Extracted records:
════

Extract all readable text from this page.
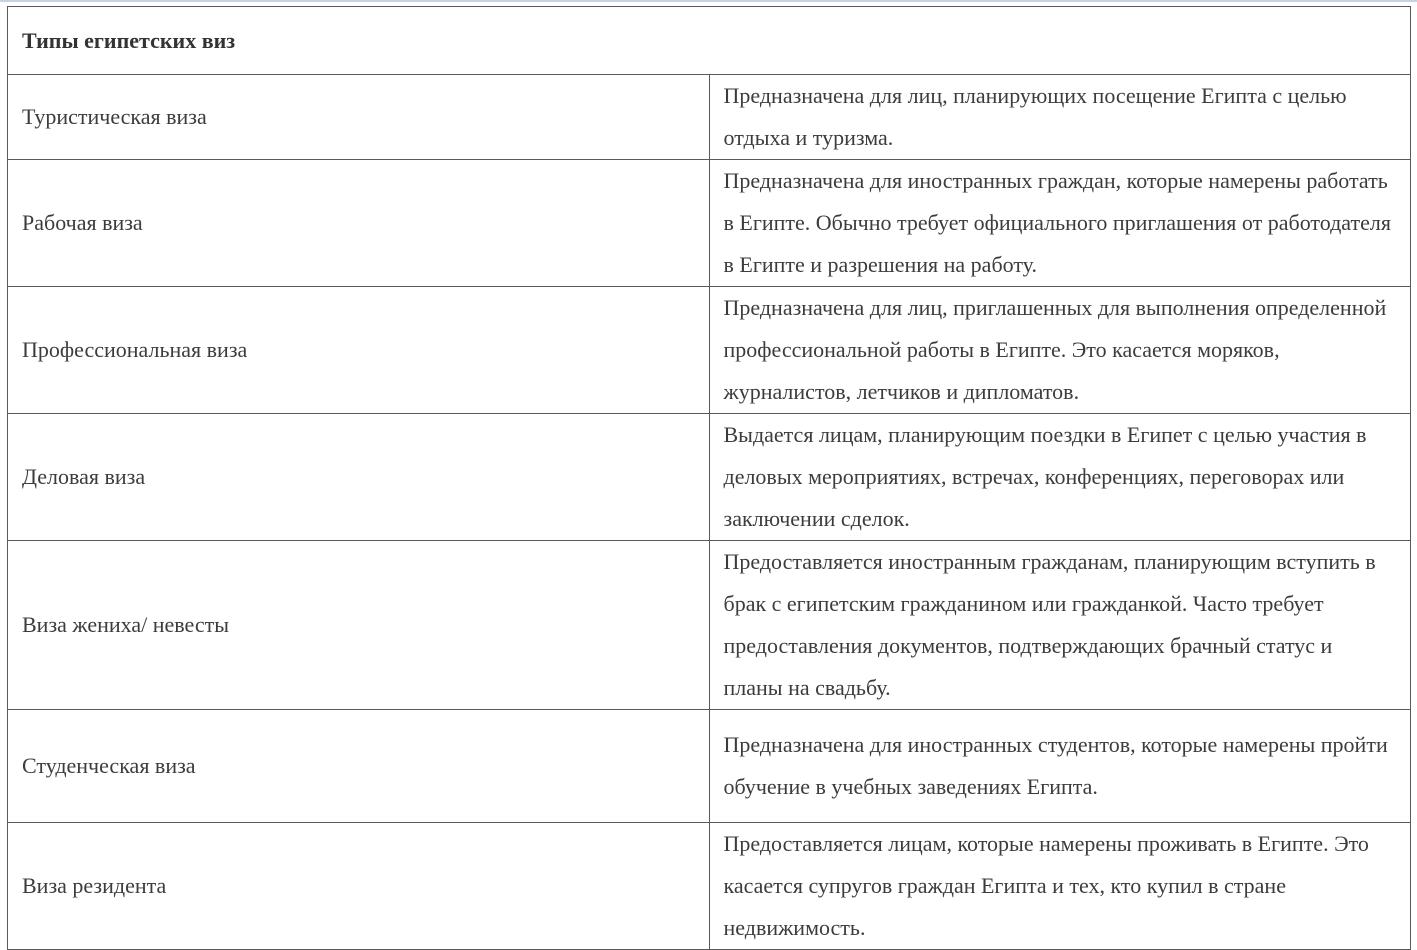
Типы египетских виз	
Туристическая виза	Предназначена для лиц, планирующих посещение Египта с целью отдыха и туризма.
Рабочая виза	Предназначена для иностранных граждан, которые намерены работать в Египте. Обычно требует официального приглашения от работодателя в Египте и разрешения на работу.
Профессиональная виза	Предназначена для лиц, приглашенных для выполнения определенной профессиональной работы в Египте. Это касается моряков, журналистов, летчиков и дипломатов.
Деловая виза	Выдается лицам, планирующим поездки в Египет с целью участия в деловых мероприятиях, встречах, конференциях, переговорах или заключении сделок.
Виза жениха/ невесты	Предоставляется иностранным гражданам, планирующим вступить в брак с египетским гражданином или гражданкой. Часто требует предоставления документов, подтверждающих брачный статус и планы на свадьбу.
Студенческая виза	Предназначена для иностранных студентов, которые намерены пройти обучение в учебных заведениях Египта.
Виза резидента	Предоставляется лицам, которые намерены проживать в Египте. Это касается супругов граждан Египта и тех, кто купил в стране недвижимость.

════

Direction
Reproduce the records above exactly, leaving out every picture they contain.

Result of the exercise
Extract all readable text from this page.
Типы египетских виз	
Туристическая виза	Предназначена для лиц, планирующих посещение Египта с целью отдыха и туризма.
Рабочая виза	Предназначена для иностранных граждан, которые намерены работать в Египте. Обычно требует официального приглашения от работодателя в Египте и разрешения на работу.
Профессиональная виза	Предназначена для лиц, приглашенных для выполнения определенной профессиональной работы в Египте. Это касается моряков, журналистов, летчиков и дипломатов.
Деловая виза	Выдается лицам, планирующим поездки в Египет с целью участия в деловых мероприятиях, встречах, конференциях, переговорах или заключении сделок.
Виза жениха/ невесты	Предоставляется иностранным гражданам, планирующим вступить в брак с египетским гражданином или гражданкой. Часто требует предоставления документов, подтверждающих брачный статус и планы на свадьбу.
Студенческая виза	Предназначена для иностранных студентов, которые намерены пройти обучение в учебных заведениях Египта.
Виза резидента	Предоставляется лицам, которые намерены проживать в Египте. Это касается супругов граждан Египта и тех, кто купил в стране недвижимость.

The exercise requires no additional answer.